=== Task data ===
(begin)
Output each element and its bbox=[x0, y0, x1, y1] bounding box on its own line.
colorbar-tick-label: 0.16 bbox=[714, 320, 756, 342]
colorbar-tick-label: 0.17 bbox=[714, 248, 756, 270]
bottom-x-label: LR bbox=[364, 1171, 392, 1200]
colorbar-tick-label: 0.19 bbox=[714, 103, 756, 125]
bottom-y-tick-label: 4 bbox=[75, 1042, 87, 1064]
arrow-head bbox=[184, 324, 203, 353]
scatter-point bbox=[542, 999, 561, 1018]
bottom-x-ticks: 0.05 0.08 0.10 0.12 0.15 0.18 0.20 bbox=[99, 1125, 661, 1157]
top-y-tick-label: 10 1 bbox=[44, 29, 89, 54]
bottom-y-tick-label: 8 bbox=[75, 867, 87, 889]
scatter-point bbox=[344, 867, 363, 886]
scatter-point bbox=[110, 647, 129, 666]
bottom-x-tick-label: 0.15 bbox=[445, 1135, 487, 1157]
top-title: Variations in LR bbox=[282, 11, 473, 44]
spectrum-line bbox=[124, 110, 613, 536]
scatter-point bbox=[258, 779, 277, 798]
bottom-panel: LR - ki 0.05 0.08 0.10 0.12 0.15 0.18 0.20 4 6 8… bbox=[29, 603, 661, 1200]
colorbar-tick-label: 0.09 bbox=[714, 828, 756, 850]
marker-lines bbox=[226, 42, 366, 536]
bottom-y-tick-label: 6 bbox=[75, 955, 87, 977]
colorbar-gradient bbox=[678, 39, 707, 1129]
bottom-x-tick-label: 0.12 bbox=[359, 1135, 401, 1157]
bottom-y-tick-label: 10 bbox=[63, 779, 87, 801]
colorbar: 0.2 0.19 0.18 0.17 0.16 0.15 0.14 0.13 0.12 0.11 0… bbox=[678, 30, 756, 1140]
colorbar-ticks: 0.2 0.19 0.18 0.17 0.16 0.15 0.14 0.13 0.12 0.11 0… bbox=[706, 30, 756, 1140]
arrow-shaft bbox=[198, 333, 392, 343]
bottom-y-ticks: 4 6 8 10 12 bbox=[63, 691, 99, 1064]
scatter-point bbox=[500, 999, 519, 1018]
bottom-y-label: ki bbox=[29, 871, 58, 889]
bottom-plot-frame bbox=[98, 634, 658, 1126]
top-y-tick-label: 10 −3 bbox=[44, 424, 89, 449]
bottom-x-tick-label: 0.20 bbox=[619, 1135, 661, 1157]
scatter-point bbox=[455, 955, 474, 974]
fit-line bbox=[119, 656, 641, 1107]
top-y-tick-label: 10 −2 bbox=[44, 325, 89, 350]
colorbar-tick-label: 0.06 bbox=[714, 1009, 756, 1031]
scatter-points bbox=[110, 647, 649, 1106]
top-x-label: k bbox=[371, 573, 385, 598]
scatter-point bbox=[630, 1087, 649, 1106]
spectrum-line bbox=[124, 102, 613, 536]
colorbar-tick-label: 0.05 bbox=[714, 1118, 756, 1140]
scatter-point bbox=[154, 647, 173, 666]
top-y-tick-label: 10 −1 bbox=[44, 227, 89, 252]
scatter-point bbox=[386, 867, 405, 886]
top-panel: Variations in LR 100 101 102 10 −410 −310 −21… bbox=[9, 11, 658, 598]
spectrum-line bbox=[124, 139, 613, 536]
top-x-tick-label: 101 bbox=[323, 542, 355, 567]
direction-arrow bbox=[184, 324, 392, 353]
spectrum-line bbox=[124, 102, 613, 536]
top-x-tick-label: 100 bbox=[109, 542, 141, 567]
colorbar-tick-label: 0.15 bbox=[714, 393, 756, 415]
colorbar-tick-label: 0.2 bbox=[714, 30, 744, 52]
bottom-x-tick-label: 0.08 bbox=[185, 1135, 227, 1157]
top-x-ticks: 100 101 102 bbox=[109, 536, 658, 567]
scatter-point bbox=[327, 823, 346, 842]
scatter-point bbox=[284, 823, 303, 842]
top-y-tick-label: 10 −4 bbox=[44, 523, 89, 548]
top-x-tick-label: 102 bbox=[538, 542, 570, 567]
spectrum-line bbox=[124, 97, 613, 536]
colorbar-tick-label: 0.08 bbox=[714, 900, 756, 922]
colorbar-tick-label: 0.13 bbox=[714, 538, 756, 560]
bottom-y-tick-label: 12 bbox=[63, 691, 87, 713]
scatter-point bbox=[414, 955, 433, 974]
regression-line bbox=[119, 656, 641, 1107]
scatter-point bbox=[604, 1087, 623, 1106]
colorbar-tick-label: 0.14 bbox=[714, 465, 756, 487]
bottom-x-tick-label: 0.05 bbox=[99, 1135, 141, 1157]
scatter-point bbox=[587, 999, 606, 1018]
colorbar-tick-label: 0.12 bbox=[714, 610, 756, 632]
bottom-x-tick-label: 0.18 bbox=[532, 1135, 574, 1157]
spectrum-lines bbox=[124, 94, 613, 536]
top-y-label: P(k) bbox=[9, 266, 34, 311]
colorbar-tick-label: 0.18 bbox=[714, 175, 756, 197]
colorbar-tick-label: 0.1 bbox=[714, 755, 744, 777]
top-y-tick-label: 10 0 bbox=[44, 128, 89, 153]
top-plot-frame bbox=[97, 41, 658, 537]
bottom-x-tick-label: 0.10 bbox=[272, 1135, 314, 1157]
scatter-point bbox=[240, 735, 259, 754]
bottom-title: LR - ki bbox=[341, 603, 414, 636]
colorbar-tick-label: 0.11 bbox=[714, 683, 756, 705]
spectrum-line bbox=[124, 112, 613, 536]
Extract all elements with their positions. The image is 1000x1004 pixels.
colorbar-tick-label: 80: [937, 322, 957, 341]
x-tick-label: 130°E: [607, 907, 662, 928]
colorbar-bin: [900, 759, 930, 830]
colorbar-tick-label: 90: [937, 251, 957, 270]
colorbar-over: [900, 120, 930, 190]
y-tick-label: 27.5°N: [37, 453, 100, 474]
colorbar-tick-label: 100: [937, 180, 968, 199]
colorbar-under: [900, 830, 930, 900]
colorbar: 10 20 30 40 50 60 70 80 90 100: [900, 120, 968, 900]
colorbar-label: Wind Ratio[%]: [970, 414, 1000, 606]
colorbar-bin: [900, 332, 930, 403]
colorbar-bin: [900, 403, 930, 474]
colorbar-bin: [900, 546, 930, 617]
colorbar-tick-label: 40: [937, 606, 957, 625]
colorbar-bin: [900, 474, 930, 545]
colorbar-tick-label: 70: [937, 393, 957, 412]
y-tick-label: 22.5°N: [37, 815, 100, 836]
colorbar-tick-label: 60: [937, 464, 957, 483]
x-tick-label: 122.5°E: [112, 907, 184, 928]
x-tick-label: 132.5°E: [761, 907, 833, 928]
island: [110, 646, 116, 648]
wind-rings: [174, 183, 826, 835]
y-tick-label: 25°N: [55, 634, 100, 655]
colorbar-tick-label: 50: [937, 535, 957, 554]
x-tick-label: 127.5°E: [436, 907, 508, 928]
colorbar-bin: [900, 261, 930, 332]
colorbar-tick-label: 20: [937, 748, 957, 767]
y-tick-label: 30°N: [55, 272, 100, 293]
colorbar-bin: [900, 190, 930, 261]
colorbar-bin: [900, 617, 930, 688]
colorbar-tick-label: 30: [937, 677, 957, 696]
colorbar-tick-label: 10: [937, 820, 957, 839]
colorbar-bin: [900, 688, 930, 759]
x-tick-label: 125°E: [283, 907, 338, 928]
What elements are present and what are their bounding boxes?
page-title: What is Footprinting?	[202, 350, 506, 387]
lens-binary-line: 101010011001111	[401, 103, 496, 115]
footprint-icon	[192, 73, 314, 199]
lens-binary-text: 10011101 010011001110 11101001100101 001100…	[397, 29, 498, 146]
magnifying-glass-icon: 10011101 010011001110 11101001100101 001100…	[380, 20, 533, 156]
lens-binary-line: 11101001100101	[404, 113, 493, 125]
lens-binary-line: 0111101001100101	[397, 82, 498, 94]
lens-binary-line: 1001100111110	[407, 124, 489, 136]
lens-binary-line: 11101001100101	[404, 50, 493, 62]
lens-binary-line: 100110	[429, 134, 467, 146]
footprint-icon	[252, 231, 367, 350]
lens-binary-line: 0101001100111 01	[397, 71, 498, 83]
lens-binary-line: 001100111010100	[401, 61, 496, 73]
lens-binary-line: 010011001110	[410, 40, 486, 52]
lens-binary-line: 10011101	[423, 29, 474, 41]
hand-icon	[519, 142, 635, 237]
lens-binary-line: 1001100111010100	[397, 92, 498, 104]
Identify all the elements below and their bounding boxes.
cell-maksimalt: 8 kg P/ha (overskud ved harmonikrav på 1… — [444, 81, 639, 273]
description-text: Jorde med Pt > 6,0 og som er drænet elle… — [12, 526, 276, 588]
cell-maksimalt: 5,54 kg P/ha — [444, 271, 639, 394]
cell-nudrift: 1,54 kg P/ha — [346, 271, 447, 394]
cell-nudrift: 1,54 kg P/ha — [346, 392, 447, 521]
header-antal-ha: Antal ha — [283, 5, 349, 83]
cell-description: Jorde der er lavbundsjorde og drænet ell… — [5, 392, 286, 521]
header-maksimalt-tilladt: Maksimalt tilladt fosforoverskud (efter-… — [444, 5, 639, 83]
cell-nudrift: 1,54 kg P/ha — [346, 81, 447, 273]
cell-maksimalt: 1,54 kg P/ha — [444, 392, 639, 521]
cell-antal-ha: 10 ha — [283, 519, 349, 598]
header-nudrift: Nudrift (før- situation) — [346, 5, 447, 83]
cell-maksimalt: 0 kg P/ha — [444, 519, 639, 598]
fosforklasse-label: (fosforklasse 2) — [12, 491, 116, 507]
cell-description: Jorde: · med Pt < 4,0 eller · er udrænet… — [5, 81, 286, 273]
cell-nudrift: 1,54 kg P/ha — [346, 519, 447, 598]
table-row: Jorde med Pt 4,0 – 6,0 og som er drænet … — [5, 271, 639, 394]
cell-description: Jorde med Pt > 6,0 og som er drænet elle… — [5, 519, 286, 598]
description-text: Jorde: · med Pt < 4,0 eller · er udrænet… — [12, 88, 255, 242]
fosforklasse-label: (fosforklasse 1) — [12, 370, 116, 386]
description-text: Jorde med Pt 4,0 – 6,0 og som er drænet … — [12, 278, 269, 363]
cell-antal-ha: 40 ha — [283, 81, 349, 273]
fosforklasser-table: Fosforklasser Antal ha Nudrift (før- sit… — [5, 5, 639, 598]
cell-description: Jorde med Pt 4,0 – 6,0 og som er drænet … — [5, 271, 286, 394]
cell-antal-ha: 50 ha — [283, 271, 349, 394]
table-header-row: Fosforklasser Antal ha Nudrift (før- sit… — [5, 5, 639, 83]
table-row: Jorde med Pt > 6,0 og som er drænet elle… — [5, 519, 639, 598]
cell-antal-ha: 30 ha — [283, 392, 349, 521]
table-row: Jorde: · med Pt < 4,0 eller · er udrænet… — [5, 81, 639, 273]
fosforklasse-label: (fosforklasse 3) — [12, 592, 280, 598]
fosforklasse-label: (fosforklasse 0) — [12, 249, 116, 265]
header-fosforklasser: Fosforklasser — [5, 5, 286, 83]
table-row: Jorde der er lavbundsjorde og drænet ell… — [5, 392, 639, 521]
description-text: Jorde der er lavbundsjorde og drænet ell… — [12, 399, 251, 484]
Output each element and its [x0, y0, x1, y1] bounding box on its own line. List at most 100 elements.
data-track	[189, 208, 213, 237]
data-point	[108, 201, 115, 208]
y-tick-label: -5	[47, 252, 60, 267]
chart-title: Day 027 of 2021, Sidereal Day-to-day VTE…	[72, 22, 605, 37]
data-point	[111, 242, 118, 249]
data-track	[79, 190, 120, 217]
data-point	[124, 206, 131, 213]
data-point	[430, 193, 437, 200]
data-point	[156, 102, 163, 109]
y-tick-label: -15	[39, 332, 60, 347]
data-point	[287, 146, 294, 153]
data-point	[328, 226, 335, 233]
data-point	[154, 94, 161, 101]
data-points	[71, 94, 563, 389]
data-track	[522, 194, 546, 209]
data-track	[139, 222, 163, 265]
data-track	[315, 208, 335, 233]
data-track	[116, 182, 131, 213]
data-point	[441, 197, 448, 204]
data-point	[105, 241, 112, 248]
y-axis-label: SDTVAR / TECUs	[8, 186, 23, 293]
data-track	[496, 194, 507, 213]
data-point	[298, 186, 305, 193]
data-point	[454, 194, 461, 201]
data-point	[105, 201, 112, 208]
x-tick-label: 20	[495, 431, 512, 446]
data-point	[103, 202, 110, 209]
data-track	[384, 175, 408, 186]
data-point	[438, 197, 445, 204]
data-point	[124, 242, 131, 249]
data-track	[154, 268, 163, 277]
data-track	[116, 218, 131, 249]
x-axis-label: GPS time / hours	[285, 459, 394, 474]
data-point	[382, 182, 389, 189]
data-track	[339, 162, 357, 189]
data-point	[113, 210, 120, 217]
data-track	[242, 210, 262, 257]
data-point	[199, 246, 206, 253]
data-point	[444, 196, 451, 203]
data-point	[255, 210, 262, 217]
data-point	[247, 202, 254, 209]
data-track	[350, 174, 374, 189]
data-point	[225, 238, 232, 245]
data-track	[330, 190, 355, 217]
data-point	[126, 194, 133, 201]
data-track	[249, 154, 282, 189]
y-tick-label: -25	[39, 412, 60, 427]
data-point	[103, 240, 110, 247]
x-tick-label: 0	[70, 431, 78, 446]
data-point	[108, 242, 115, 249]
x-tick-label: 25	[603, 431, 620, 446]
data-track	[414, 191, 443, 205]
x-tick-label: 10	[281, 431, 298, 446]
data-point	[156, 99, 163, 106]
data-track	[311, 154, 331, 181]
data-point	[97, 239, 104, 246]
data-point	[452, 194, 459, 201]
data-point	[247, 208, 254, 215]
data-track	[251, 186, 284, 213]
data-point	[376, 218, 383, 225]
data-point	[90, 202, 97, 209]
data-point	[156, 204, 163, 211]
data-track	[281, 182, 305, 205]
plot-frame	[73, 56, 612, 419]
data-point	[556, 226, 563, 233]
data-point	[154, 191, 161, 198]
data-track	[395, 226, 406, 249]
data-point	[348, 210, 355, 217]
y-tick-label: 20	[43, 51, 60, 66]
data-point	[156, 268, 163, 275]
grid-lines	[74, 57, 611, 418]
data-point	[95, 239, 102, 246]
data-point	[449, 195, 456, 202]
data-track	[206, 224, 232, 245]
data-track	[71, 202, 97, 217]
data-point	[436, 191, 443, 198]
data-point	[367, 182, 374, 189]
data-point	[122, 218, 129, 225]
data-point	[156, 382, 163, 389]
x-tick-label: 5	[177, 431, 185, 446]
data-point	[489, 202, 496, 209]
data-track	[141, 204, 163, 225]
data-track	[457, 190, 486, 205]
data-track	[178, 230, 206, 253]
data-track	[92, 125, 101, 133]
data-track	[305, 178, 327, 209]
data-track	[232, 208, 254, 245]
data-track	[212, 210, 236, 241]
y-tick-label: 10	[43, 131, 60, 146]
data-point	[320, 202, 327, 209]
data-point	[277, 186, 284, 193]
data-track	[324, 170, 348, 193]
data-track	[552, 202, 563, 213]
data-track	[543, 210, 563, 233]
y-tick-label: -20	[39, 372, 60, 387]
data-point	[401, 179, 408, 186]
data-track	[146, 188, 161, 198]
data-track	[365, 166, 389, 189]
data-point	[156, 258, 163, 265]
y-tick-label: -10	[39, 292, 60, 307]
(end)
Reproduce word for word the part of the records that opens with their first line and closes with the line containing "bottom-x-tick-label: 0.15 bbox=[445, 1135, 487, 1157]", including both of those lines.

=== Response for this exercise ===
Output each element and its bbox=[x0, y0, x1, y1] bounding box on its own line.
colorbar-tick-label: 0.16 bbox=[714, 320, 756, 342]
colorbar-tick-label: 0.17 bbox=[714, 248, 756, 270]
bottom-x-label: LR bbox=[364, 1171, 392, 1200]
colorbar-tick-label: 0.19 bbox=[714, 103, 756, 125]
bottom-y-tick-label: 4 bbox=[75, 1042, 87, 1064]
arrow-head bbox=[184, 324, 203, 353]
scatter-point bbox=[542, 999, 561, 1018]
bottom-x-ticks: 0.05 0.08 0.10 0.12 0.15 0.18 0.20 bbox=[99, 1125, 661, 1157]
top-y-tick-label: 10 1 bbox=[44, 29, 89, 54]
bottom-y-tick-label: 8 bbox=[75, 867, 87, 889]
scatter-point bbox=[344, 867, 363, 886]
scatter-point bbox=[110, 647, 129, 666]
bottom-x-tick-label: 0.15 bbox=[445, 1135, 487, 1157]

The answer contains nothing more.